- _Supplied entries_
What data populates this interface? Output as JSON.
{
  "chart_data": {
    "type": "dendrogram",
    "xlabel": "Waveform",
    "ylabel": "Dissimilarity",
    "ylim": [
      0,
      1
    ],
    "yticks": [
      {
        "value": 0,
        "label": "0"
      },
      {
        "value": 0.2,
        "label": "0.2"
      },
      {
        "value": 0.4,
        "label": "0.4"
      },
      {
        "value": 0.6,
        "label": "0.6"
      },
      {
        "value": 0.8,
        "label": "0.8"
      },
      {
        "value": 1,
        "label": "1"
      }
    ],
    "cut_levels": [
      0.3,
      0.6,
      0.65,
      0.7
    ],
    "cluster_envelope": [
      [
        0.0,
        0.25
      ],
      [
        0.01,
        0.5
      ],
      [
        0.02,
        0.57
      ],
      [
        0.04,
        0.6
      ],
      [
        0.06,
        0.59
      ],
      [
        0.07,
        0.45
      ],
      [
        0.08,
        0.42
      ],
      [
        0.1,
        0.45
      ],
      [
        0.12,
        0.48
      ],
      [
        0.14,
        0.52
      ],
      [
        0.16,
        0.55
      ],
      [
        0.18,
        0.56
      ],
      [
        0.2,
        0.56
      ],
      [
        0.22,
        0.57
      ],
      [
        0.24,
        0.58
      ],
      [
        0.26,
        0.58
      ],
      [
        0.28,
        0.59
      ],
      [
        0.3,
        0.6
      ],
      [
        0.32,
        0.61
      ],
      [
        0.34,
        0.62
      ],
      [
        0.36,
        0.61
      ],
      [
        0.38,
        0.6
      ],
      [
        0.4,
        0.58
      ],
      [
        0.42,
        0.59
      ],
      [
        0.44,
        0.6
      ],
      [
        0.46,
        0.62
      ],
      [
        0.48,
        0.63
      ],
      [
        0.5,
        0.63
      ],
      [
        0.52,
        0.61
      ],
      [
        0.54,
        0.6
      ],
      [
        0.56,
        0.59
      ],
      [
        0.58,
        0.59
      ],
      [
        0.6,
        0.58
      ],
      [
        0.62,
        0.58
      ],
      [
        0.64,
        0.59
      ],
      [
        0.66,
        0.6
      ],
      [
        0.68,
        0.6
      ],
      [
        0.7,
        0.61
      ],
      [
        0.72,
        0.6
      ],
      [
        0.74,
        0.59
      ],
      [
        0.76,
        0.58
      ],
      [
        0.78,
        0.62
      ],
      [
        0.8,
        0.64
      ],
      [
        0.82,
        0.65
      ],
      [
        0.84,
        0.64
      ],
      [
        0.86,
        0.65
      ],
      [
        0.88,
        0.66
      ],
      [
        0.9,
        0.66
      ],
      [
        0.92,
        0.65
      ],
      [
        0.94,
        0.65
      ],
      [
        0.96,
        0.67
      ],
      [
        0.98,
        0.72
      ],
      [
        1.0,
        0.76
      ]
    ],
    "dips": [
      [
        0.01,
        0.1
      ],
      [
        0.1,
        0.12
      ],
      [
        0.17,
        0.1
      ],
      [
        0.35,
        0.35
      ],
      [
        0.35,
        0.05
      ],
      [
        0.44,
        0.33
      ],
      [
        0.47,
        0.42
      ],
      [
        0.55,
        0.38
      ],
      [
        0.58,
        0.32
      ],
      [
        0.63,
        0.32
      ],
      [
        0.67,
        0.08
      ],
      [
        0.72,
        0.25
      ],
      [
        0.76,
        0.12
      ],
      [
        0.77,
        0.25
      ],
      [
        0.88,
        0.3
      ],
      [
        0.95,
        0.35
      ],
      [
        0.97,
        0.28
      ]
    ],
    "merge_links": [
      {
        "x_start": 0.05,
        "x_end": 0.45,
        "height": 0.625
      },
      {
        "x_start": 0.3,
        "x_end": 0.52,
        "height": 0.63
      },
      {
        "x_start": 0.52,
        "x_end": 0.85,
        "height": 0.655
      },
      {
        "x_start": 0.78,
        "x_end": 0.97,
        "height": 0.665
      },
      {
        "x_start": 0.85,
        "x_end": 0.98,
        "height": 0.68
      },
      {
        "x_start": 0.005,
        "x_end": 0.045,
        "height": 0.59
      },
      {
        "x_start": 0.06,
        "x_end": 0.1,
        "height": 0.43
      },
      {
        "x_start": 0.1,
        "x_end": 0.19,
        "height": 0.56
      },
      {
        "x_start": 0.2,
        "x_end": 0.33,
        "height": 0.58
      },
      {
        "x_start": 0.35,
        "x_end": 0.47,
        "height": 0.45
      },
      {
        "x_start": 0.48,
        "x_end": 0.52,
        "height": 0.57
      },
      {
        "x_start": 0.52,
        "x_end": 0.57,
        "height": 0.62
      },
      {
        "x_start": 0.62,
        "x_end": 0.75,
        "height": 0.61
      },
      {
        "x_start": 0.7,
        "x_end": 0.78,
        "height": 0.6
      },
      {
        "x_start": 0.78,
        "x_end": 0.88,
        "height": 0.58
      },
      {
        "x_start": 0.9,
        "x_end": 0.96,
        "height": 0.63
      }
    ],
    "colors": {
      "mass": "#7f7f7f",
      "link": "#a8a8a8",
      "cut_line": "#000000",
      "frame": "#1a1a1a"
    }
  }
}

- _The request_
Copy every record above exactly as it appears.

- _Solution for this task_
What data populates this interface? Output as JSON.
{
  "chart_data": {
    "type": "dendrogram",
    "xlabel": "Waveform",
    "ylabel": "Dissimilarity",
    "ylim": [
      0,
      1
    ],
    "yticks": [
      {
        "value": 0,
        "label": "0"
      },
      {
        "value": 0.2,
        "label": "0.2"
      },
      {
        "value": 0.4,
        "label": "0.4"
      },
      {
        "value": 0.6,
        "label": "0.6"
      },
      {
        "value": 0.8,
        "label": "0.8"
      },
      {
        "value": 1,
        "label": "1"
      }
    ],
    "cut_levels": [
      0.3,
      0.6,
      0.65,
      0.7
    ],
    "cluster_envelope": [
      [
        0.0,
        0.25
      ],
      [
        0.01,
        0.5
      ],
      [
        0.02,
        0.57
      ],
      [
        0.04,
        0.6
      ],
      [
        0.06,
        0.59
      ],
      [
        0.07,
        0.45
      ],
      [
        0.08,
        0.42
      ],
      [
        0.1,
        0.45
      ],
      [
        0.12,
        0.48
      ],
      [
        0.14,
        0.52
      ],
      [
        0.16,
        0.55
      ],
      [
        0.18,
        0.56
      ],
      [
        0.2,
        0.56
      ],
      [
        0.22,
        0.57
      ],
      [
        0.24,
        0.58
      ],
      [
        0.26,
        0.58
      ],
      [
        0.28,
        0.59
      ],
      [
        0.3,
        0.6
      ],
      [
        0.32,
        0.61
      ],
      [
        0.34,
        0.62
      ],
      [
        0.36,
        0.61
      ],
      [
        0.38,
        0.6
      ],
      [
        0.4,
        0.58
      ],
      [
        0.42,
        0.59
      ],
      [
        0.44,
        0.6
      ],
      [
        0.46,
        0.62
      ],
      [
        0.48,
        0.63
      ],
      [
        0.5,
        0.63
      ],
      [
        0.52,
        0.61
      ],
      [
        0.54,
        0.6
      ],
      [
        0.56,
        0.59
      ],
      [
        0.58,
        0.59
      ],
      [
        0.6,
        0.58
      ],
      [
        0.62,
        0.58
      ],
      [
        0.64,
        0.59
      ],
      [
        0.66,
        0.6
      ],
      [
        0.68,
        0.6
      ],
      [
        0.7,
        0.61
      ],
      [
        0.72,
        0.6
      ],
      [
        0.74,
        0.59
      ],
      [
        0.76,
        0.58
      ],
      [
        0.78,
        0.62
      ],
      [
        0.8,
        0.64
      ],
      [
        0.82,
        0.65
      ],
      [
        0.84,
        0.64
      ],
      [
        0.86,
        0.65
      ],
      [
        0.88,
        0.66
      ],
      [
        0.9,
        0.66
      ],
      [
        0.92,
        0.65
      ],
      [
        0.94,
        0.65
      ],
      [
        0.96,
        0.67
      ],
      [
        0.98,
        0.72
      ],
      [
        1.0,
        0.76
      ]
    ],
    "dips": [
      [
        0.01,
        0.1
      ],
      [
        0.1,
        0.12
      ],
      [
        0.17,
        0.1
      ],
      [
        0.35,
        0.35
      ],
      [
        0.35,
        0.05
      ],
      [
        0.44,
        0.33
      ],
      [
        0.47,
        0.42
      ],
      [
        0.55,
        0.38
      ],
      [
        0.58,
        0.32
      ],
      [
        0.63,
        0.32
      ],
      [
        0.67,
        0.08
      ],
      [
        0.72,
        0.25
      ],
      [
        0.76,
        0.12
      ],
      [
        0.77,
        0.25
      ],
      [
        0.88,
        0.3
      ],
      [
        0.95,
        0.35
      ],
      [
        0.97,
        0.28
      ]
    ],
    "merge_links": [
      {
        "x_start": 0.05,
        "x_end": 0.45,
        "height": 0.625
      },
      {
        "x_start": 0.3,
        "x_end": 0.52,
        "height": 0.63
      },
      {
        "x_start": 0.52,
        "x_end": 0.85,
        "height": 0.655
      },
      {
        "x_start": 0.78,
        "x_end": 0.97,
        "height": 0.665
      },
      {
        "x_start": 0.85,
        "x_end": 0.98,
        "height": 0.68
      },
      {
        "x_start": 0.005,
        "x_end": 0.045,
        "height": 0.59
      },
      {
        "x_start": 0.06,
        "x_end": 0.1,
        "height": 0.43
      },
      {
        "x_start": 0.1,
        "x_end": 0.19,
        "height": 0.56
      },
      {
        "x_start": 0.2,
        "x_end": 0.33,
        "height": 0.58
      },
      {
        "x_start": 0.35,
        "x_end": 0.47,
        "height": 0.45
      },
      {
        "x_start": 0.48,
        "x_end": 0.52,
        "height": 0.57
      },
      {
        "x_start": 0.52,
        "x_end": 0.57,
        "height": 0.62
      },
      {
        "x_start": 0.62,
        "x_end": 0.75,
        "height": 0.61
      },
      {
        "x_start": 0.7,
        "x_end": 0.78,
        "height": 0.6
      },
      {
        "x_start": 0.78,
        "x_end": 0.88,
        "height": 0.58
      },
      {
        "x_start": 0.9,
        "x_end": 0.96,
        "height": 0.63
      }
    ],
    "colors": {
      "mass": "#7f7f7f",
      "link": "#a8a8a8",
      "cut_line": "#000000",
      "frame": "#1a1a1a"
    }
  }
}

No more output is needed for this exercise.